In the listing below, find every line containing "Independent" and copy it out.
******************************
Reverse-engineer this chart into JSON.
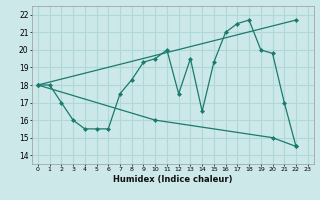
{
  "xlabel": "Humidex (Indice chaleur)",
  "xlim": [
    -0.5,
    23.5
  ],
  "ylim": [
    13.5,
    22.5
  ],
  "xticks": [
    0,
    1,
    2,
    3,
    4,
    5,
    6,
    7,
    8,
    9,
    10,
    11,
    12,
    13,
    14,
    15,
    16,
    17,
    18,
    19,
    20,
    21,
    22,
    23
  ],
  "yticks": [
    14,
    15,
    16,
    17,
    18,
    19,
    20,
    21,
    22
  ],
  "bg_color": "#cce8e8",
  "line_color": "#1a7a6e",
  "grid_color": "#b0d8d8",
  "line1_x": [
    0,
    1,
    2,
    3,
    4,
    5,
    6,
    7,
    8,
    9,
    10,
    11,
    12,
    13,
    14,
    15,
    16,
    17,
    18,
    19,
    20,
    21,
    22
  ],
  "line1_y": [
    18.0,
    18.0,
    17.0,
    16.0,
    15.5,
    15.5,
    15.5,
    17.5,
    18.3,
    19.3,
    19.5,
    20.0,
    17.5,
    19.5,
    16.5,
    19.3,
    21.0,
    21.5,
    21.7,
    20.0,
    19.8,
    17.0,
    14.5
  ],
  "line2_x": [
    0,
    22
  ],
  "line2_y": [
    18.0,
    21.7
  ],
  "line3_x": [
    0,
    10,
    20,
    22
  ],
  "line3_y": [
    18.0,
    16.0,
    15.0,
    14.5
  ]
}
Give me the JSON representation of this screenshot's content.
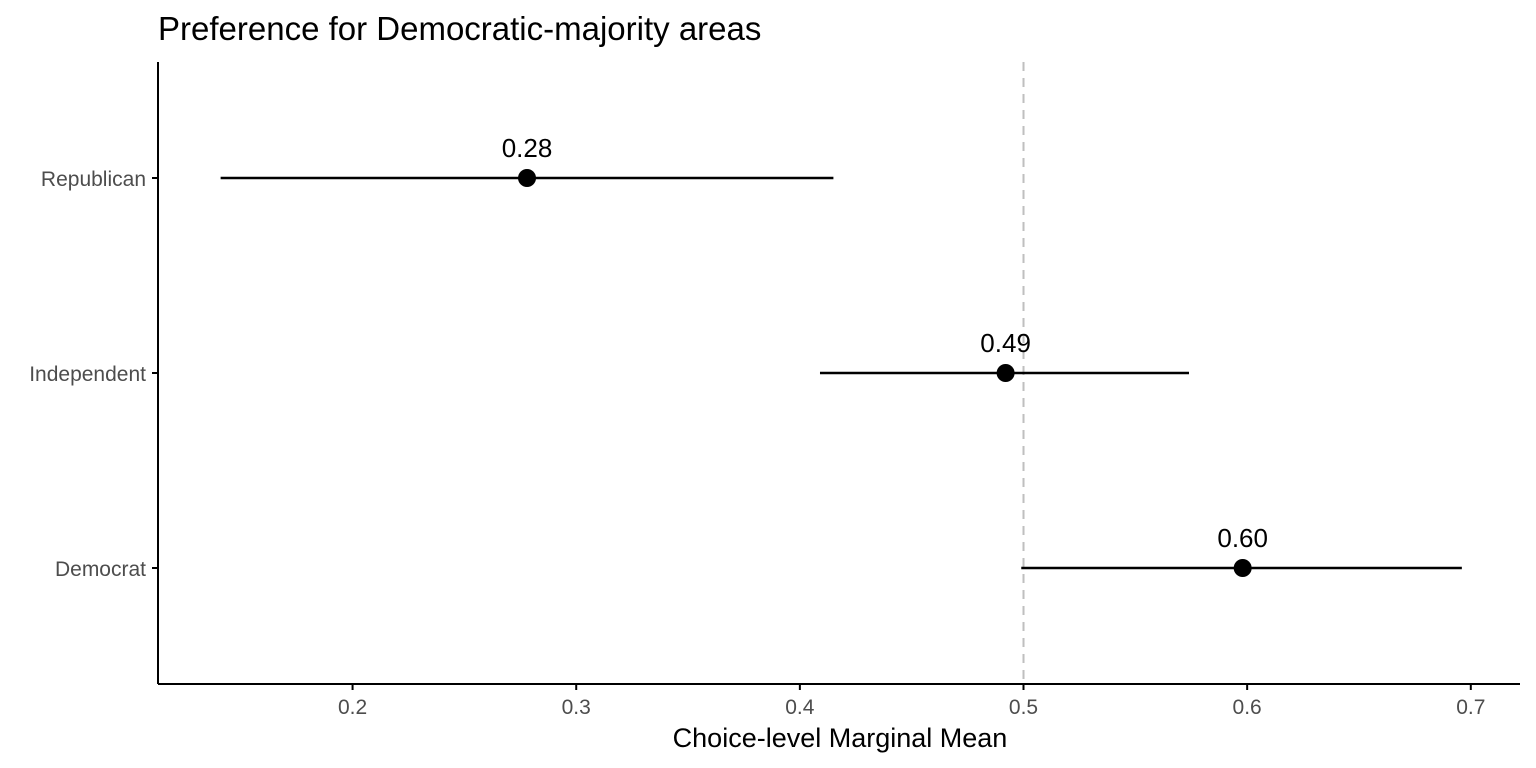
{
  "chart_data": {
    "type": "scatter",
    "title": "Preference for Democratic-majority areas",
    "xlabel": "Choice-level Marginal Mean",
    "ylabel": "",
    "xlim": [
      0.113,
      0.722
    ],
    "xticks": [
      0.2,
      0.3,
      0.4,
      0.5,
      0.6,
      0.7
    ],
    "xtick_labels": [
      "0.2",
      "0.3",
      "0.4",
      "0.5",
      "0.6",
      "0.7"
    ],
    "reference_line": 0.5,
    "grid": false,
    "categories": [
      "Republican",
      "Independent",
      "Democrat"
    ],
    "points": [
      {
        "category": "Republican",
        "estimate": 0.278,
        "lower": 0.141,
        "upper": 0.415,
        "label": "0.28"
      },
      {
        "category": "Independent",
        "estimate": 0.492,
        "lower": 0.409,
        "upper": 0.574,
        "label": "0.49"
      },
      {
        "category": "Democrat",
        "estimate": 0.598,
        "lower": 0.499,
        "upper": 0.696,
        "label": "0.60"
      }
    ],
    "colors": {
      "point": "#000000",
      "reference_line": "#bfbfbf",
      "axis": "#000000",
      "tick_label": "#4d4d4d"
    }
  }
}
******************************
**Output of the task**
      "Independent",
        "category": "Independent",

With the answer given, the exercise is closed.